Many people find it incrediably bizarre because a lot of the time I'm a very tactile person, well no not PERSONALLY obviously, but I do like to touch things, people etc. This is because I have a VERY poor visual memory. You know those things where you have to imagine you're looking out of a window or something and they want to know, I don't kinow, what colour the curtains are or something? I can't physically do that. I can tell you how the window sill or the glass felt, I can tell you what emotion I felt, I can tell you what I could hear, but I could NOT tell you what I saw. I'm always terrified of being a witness to a crime!

Anyway yes, I'm normally very touchy-feely and it's taken everyone a long time to get used to the idea that sometimes I will be very huggy one day and by the next I can't stand the thought of being on the same side of the room as someone else. My parents still take great offence at it, as do people at school as they aren't aware that there's anything wrong with me or anything. It took my girlfriend an awfully long time to understand because obviously she felt it was something personal that she should be an exception to the rule. Now she understands better but doesn't understand that I do still want to actually TALK to her! My oldest friends tend to just put up with me now though. They're so used to me doing any number of strange things that it's just one more thing to take in their stride. Over the years my depression etc has made me do so many weird things that it's difficult to shock them now smiley - biggrin

I'm really glad it's getting better for you. I can imagine that it could be one of those things that can get worse and worse if you don't keep rationalising it all in your head and working really hard at it.
I recently restarted school after a two year break of hiding in bed and being around all of those people completely freaked me out and I had to go onto automatic and be really outgoing and full of myself so that I could pretend to myself that it was all fine. Do you ever find yourself doing that?

You know, you should tell me other things about you! I'm not just interested in all of this I promise! Your PS says absolutely nothing about you, whilst mine says loads and loads about me smiley - winkeye

Kat


Fears and phobes and bears, oh my

Post 5

BP

Oh, with all things, style comes and goes, doesn't it? You should see how I get when I'm not speaking to someone who I enjoy speaking with about a topic I don't enjoy speaking about. My mood swings are severe.

Regardless, I am glad I've made you smile... I know the value which that can hold. Such a seemingly overlooked little notion... a smile does more for me than a hug, a kiss, an "I love you" or a gift... to smile is to be. Not to be human, not to be happy, just to be. You know? It's magic...

But I digress... you are correct on the bus trip being awful, but sometimes we must brave the wild for the fruit we so love, yes? I can survive the dirty, crowded, stuffy, loud bus to see one of my favorite bands last shows... Rocket From the Crypt... on Halloween!... in San Diego. I live in Texas. A far bus drive but it will be worth it. I'm far from being an overtly sentimental person but when they are gone I know I'm going to have a hard time keeping it together on the bus ride back.

Entries taken from a collection
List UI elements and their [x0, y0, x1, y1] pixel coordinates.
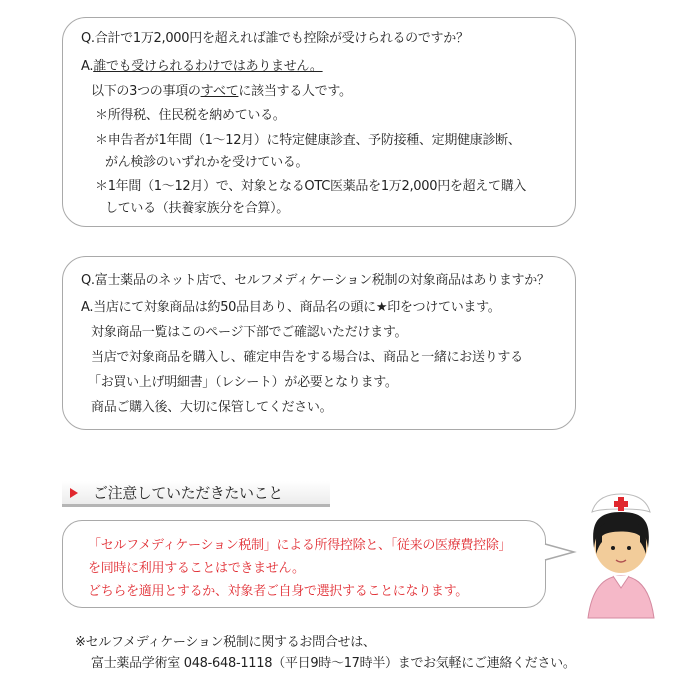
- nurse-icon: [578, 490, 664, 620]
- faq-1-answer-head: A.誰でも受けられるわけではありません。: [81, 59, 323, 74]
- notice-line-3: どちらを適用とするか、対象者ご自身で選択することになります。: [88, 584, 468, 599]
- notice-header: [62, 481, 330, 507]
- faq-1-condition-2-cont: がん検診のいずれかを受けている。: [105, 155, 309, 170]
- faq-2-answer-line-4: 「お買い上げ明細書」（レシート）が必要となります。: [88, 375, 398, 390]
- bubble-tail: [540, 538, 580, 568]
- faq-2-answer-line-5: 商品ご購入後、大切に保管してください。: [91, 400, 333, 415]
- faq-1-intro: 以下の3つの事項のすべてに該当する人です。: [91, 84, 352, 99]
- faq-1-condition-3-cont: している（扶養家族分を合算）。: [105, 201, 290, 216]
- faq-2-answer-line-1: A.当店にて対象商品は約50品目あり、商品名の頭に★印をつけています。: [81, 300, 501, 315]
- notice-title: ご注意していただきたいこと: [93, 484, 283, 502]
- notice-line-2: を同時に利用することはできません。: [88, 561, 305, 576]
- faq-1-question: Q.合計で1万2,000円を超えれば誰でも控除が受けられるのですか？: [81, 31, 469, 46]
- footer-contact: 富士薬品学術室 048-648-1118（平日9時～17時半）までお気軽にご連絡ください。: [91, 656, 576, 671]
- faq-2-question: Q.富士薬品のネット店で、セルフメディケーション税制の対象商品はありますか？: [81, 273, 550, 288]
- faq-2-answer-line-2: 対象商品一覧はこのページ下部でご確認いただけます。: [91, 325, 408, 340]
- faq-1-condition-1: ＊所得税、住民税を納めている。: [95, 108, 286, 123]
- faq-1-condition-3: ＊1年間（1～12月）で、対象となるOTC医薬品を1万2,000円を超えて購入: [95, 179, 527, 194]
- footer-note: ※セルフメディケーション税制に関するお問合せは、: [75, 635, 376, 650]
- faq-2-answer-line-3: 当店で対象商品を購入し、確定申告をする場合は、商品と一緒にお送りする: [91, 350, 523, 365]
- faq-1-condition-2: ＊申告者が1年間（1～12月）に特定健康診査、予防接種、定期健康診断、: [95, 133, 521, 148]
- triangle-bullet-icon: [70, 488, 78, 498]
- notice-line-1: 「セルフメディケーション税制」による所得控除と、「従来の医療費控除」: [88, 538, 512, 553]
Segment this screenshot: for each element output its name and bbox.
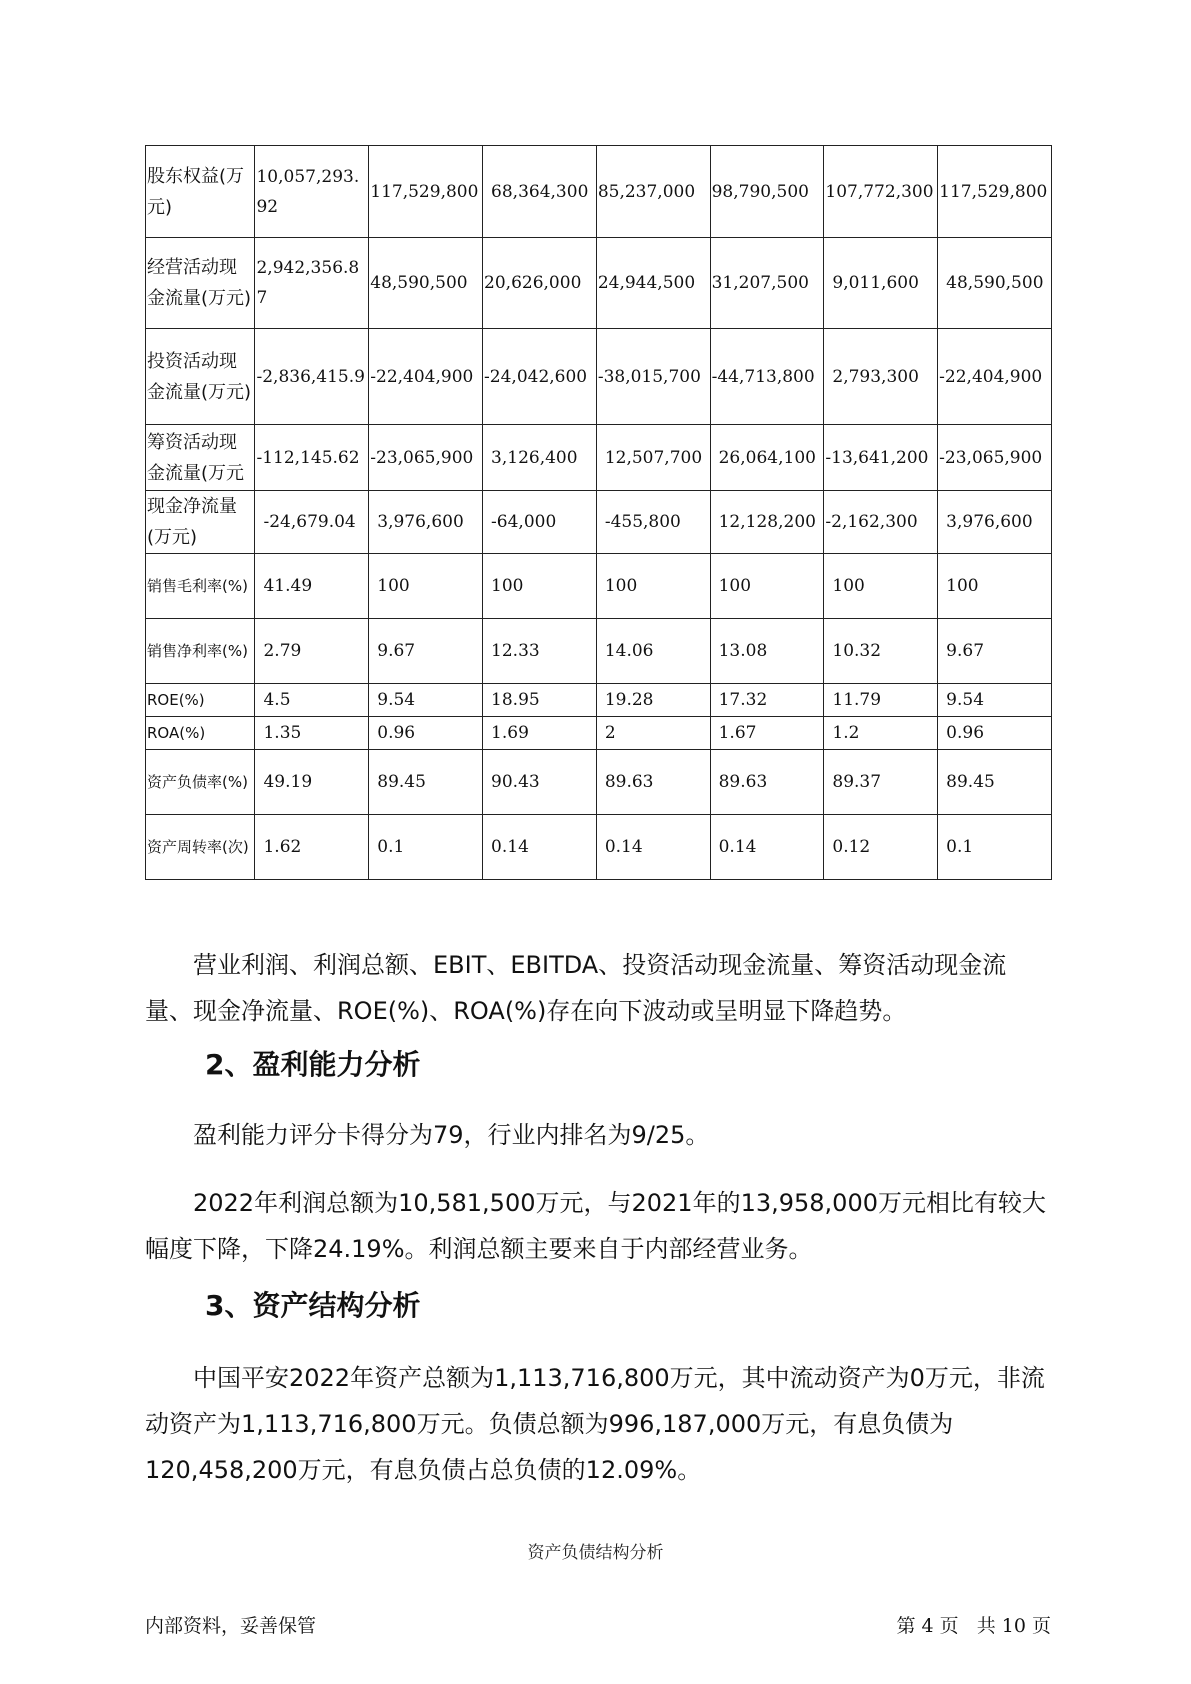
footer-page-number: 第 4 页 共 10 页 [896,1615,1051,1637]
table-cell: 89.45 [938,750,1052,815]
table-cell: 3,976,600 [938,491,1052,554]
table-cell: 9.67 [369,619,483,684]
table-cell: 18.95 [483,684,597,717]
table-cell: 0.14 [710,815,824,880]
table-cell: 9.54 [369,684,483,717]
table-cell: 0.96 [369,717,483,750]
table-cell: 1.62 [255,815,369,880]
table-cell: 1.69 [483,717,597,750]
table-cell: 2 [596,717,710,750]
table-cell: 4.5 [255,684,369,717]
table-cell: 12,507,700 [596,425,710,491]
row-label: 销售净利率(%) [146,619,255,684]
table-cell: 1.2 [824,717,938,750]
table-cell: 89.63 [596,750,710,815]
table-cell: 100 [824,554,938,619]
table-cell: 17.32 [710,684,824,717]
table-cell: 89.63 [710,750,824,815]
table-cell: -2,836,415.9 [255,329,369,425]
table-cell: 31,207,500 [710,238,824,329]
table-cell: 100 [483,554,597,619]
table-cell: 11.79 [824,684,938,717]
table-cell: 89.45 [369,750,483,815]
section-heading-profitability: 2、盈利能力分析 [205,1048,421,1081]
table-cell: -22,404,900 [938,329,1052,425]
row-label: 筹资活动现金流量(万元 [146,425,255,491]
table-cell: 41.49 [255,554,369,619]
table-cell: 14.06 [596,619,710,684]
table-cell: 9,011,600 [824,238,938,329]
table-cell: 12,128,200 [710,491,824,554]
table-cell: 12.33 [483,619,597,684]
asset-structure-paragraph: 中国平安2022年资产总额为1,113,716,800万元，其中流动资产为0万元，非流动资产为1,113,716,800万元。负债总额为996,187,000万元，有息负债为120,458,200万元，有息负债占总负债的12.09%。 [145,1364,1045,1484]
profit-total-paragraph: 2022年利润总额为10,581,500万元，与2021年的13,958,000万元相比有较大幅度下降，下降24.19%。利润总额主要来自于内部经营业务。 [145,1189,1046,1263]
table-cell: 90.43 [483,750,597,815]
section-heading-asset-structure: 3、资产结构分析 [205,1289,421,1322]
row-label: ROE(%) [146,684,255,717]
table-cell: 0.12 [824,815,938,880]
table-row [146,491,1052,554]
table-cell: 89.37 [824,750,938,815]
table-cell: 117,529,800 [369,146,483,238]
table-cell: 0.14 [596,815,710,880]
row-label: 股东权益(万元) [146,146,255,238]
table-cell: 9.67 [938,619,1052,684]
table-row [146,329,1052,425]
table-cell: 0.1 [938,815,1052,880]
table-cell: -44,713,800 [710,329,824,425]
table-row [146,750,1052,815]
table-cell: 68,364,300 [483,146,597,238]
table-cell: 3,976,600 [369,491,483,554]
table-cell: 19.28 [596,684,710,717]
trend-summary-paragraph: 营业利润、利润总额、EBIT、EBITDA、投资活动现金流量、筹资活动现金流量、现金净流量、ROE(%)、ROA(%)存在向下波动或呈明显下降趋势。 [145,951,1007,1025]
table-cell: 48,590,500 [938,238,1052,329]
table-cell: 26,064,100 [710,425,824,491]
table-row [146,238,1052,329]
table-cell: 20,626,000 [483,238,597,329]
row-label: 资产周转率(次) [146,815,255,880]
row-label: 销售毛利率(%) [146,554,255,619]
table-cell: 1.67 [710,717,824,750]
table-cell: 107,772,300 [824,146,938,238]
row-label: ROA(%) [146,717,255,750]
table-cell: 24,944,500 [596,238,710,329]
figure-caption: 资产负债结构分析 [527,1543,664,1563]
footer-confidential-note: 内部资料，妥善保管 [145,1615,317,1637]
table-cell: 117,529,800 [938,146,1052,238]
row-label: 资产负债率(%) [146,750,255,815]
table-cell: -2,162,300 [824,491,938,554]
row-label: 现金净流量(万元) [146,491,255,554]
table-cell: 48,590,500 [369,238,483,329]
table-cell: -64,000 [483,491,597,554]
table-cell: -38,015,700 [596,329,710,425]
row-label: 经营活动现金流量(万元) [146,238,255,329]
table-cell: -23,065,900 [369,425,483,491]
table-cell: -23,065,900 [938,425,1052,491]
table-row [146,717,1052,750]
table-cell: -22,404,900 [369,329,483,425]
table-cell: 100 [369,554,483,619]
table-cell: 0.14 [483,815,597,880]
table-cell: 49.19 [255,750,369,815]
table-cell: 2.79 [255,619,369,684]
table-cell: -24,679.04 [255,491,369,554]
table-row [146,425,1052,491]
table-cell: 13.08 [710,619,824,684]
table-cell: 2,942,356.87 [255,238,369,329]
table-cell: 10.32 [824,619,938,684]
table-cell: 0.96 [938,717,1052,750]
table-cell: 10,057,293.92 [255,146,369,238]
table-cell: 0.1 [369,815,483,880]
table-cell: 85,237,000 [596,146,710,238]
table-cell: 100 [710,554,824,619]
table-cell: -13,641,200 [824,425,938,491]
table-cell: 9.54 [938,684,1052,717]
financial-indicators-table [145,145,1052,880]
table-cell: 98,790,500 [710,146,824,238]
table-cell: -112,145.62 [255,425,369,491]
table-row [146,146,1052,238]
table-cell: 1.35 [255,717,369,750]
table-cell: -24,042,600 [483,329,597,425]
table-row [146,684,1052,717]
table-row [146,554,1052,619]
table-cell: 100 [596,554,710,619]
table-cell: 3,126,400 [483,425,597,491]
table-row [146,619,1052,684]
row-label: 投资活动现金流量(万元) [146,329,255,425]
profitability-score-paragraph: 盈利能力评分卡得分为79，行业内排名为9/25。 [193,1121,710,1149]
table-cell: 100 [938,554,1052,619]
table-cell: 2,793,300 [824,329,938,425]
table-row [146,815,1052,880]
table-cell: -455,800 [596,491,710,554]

REQUIRED ACTIONS:
1 – The forum posts name several things that a smile does more for the writer than. List all of them.
2 – Return every line of the listing that contains the string "label". Case counts.

TASK-BY-TASK SOLUTIONS:
1 –
- a hug
- a kiss
- an "I love you"
- a gift

2 –
row-label: 销售净利率(%) [146,619,255,684]
row-label: 筹资活动现金流量(万元 [146,425,255,491]
row-label: ROE(%) [146,684,255,717]
row-label: 股东权益(万元) [146,146,255,238]
row-label: 资产周转率(次) [146,815,255,880]
row-label: 销售毛利率(%) [146,554,255,619]
row-label: ROA(%) [146,717,255,750]
row-label: 资产负债率(%) [146,750,255,815]
row-label: 现金净流量(万元) [146,491,255,554]
row-label: 经营活动现金流量(万元) [146,238,255,329]
row-label: 投资活动现金流量(万元) [146,329,255,425]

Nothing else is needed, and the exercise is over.